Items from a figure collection
══════

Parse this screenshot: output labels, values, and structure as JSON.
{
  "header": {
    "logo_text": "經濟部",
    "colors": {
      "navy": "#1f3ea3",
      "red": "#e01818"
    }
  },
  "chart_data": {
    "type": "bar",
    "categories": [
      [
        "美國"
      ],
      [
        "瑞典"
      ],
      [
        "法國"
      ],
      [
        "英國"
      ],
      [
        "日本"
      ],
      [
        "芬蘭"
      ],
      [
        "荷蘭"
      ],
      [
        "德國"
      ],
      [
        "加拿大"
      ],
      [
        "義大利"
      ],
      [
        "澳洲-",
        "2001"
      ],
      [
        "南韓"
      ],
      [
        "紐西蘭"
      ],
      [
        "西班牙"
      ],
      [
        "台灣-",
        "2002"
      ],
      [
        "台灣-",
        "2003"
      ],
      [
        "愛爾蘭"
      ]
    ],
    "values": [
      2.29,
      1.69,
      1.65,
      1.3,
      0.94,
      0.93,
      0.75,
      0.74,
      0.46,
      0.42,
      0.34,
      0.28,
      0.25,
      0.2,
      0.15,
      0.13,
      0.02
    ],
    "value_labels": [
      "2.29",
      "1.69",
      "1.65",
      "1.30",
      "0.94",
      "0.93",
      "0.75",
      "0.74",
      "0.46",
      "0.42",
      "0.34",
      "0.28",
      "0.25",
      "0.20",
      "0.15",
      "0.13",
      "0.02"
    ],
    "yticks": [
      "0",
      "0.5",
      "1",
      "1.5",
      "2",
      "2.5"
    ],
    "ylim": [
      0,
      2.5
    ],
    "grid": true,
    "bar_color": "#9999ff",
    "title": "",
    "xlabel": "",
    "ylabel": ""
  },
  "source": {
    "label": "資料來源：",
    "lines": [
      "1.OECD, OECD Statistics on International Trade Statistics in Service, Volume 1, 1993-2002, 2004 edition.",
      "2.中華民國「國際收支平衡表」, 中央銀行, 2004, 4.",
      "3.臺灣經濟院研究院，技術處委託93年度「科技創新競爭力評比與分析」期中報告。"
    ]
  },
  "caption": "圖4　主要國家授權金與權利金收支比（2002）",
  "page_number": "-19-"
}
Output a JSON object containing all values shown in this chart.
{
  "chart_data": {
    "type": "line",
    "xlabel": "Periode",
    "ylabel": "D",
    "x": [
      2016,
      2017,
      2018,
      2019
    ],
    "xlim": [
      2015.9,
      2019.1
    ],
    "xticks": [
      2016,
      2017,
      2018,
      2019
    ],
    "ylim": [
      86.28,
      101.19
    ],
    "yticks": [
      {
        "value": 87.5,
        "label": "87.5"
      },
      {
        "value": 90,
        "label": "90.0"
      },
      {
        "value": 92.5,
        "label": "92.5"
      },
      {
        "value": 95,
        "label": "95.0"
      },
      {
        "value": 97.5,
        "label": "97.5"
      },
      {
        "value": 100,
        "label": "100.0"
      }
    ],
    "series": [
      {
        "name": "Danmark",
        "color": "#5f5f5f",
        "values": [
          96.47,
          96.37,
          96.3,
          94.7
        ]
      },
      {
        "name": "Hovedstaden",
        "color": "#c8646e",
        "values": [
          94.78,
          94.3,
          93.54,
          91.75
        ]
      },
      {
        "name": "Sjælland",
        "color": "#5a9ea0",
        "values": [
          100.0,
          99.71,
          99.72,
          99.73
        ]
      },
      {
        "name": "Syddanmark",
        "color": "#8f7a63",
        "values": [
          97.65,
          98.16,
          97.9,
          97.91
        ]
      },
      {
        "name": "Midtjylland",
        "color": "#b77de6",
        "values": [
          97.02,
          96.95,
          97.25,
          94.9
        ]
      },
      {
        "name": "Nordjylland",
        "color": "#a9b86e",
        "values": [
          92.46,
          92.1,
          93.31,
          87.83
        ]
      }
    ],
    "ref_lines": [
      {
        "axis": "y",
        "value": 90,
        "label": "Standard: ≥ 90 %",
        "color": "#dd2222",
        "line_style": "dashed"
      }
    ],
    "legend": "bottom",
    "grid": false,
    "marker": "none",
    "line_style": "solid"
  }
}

══════

Goal of the exercise: Spot every line that holds "JSON" and copy it.

The result:
Parse this screenshot: output labels, values, and structure as JSON.
Output a JSON object containing all values shown in this chart.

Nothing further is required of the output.